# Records
= = = = = = =
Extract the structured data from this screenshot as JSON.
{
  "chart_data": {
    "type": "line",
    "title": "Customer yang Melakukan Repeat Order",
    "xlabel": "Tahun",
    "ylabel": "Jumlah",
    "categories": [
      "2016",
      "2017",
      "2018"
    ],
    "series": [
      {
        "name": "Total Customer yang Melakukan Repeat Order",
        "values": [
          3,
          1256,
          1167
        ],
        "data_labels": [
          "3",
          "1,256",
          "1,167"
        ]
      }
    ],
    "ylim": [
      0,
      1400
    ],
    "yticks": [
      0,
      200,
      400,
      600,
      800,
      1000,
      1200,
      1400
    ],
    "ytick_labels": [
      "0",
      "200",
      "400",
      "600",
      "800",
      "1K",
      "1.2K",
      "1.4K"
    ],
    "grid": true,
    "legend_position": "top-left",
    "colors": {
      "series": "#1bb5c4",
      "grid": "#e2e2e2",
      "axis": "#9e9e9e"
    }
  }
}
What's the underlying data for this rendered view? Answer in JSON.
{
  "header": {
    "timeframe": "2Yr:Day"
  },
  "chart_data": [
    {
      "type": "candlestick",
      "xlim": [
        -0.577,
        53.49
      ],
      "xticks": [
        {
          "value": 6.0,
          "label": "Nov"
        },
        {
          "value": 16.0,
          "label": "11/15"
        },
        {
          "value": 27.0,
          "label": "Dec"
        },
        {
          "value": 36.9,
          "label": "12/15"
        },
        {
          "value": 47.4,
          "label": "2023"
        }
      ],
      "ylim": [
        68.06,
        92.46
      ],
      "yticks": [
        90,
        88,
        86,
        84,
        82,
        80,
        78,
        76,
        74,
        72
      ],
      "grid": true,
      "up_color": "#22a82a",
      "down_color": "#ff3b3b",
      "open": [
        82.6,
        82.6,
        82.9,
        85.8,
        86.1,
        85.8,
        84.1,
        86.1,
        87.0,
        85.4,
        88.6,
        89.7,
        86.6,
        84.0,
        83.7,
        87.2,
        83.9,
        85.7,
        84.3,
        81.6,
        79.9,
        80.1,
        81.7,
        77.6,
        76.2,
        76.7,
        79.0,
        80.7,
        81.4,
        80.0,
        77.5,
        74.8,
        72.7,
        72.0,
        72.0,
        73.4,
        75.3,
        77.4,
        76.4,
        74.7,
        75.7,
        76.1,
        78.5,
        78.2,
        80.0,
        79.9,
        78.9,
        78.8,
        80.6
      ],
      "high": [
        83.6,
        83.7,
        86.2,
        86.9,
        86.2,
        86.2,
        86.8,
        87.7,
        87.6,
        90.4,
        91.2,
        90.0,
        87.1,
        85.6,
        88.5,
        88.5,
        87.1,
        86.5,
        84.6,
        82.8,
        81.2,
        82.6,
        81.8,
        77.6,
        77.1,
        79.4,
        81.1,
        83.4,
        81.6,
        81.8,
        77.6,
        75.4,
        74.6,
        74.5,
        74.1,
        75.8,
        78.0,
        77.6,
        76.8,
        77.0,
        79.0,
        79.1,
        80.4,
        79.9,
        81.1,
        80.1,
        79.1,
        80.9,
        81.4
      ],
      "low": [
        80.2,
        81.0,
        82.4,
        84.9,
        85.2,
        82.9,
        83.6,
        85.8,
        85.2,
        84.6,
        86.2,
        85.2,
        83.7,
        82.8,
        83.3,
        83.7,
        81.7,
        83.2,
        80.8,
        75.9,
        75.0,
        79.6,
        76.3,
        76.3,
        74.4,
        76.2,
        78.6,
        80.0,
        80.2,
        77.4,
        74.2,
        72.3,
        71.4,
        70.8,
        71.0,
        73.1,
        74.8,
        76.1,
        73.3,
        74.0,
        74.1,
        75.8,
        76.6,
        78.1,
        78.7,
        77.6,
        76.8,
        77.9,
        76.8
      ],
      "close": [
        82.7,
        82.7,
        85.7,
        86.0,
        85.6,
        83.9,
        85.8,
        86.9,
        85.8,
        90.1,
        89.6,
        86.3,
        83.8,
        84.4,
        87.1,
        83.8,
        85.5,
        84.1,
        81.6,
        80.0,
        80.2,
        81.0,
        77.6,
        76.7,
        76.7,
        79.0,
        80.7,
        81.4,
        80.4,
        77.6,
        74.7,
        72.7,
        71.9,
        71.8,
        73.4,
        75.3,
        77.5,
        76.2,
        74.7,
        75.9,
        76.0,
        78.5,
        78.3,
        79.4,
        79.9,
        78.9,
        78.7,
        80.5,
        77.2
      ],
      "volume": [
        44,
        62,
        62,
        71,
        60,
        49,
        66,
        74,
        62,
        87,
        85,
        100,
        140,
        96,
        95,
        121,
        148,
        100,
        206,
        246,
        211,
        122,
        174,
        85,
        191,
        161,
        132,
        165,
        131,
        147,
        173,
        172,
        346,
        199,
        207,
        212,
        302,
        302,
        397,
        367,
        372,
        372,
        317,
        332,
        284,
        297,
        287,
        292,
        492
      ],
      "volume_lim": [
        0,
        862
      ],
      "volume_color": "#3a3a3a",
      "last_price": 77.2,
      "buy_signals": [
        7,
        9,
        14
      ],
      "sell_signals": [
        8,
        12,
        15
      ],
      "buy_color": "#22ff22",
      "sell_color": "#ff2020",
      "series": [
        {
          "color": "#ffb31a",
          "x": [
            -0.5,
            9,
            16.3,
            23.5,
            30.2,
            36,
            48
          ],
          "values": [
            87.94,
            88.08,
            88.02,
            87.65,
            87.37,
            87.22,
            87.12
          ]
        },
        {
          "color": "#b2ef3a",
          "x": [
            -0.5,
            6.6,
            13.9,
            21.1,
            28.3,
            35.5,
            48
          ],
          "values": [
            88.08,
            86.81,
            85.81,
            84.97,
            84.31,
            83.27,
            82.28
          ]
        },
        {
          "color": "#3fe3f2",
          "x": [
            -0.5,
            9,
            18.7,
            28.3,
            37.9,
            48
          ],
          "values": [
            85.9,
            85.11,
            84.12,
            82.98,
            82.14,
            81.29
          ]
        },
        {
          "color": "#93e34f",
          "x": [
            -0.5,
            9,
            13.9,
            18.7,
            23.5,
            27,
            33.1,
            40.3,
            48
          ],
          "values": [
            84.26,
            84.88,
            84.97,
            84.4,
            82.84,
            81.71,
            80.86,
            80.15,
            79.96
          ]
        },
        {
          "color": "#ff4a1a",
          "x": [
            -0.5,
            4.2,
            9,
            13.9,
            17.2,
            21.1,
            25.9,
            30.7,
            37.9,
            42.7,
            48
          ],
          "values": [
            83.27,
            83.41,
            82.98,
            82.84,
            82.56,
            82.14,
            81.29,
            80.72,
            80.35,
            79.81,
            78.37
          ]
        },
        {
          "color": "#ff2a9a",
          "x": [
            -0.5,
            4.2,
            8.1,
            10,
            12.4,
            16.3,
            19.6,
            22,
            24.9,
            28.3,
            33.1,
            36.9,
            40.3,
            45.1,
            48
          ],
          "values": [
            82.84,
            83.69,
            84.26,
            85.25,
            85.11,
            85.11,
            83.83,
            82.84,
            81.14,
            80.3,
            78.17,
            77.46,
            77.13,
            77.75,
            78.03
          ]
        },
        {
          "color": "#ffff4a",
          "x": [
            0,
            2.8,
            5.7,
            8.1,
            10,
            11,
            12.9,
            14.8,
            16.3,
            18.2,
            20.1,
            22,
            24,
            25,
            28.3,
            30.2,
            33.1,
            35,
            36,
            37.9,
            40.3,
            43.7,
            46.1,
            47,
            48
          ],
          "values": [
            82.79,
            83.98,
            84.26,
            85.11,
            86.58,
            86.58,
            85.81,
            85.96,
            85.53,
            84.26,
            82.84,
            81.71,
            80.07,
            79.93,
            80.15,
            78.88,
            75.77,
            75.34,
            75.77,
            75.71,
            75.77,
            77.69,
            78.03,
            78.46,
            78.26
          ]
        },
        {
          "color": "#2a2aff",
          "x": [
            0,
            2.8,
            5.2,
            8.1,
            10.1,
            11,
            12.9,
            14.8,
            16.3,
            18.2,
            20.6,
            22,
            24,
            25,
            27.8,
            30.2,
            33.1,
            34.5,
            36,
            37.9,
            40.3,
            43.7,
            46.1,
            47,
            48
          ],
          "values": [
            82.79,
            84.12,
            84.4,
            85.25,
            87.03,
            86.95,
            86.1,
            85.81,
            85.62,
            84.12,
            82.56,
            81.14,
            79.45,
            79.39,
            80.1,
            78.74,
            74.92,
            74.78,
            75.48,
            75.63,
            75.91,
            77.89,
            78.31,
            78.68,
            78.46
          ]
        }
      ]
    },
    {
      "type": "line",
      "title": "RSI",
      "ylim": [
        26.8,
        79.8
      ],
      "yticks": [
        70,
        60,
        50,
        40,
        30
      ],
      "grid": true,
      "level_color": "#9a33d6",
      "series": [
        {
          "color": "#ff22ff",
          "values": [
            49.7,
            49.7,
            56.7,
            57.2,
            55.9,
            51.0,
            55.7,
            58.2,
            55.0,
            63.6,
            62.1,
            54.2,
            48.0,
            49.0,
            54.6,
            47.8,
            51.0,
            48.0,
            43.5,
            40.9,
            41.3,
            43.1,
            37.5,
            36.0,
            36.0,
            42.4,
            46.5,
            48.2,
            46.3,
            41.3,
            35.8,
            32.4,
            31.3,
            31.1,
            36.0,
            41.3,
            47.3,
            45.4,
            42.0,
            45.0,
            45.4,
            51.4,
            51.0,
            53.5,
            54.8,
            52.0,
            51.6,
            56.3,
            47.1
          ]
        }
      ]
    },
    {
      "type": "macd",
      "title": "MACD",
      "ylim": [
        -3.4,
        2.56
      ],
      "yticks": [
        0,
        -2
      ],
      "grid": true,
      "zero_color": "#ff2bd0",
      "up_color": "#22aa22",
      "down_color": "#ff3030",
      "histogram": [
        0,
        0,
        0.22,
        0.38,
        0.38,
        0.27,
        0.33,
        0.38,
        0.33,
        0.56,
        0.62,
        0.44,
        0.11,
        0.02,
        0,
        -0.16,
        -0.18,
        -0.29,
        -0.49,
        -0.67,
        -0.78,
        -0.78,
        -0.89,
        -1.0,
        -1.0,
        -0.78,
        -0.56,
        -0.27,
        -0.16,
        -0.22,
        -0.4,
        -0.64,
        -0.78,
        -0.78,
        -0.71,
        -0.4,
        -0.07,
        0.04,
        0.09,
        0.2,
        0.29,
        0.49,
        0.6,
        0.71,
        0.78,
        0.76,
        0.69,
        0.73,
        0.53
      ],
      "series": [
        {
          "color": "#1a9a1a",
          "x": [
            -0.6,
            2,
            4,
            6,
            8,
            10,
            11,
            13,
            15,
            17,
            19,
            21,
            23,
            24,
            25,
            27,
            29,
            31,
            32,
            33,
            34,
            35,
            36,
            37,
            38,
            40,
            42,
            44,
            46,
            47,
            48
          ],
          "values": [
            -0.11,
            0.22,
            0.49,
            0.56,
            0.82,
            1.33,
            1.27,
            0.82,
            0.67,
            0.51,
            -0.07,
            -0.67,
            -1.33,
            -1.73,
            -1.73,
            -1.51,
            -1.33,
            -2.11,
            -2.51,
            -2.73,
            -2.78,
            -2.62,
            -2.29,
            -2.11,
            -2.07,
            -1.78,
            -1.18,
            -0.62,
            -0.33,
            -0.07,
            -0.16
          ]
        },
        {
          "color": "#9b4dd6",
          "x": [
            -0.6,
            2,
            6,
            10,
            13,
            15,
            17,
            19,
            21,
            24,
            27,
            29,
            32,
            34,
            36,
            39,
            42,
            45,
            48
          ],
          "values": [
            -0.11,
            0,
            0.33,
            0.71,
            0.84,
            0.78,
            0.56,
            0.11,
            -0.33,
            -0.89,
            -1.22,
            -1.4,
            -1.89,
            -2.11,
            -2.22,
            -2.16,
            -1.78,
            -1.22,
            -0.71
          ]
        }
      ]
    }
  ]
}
= = = = = = =
Filter the data, keeping only the lines that contain "Order".

# Problem solution
    "title": "Customer yang Melakukan Repeat Order",
        "name": "Total Customer yang Melakukan Repeat Order",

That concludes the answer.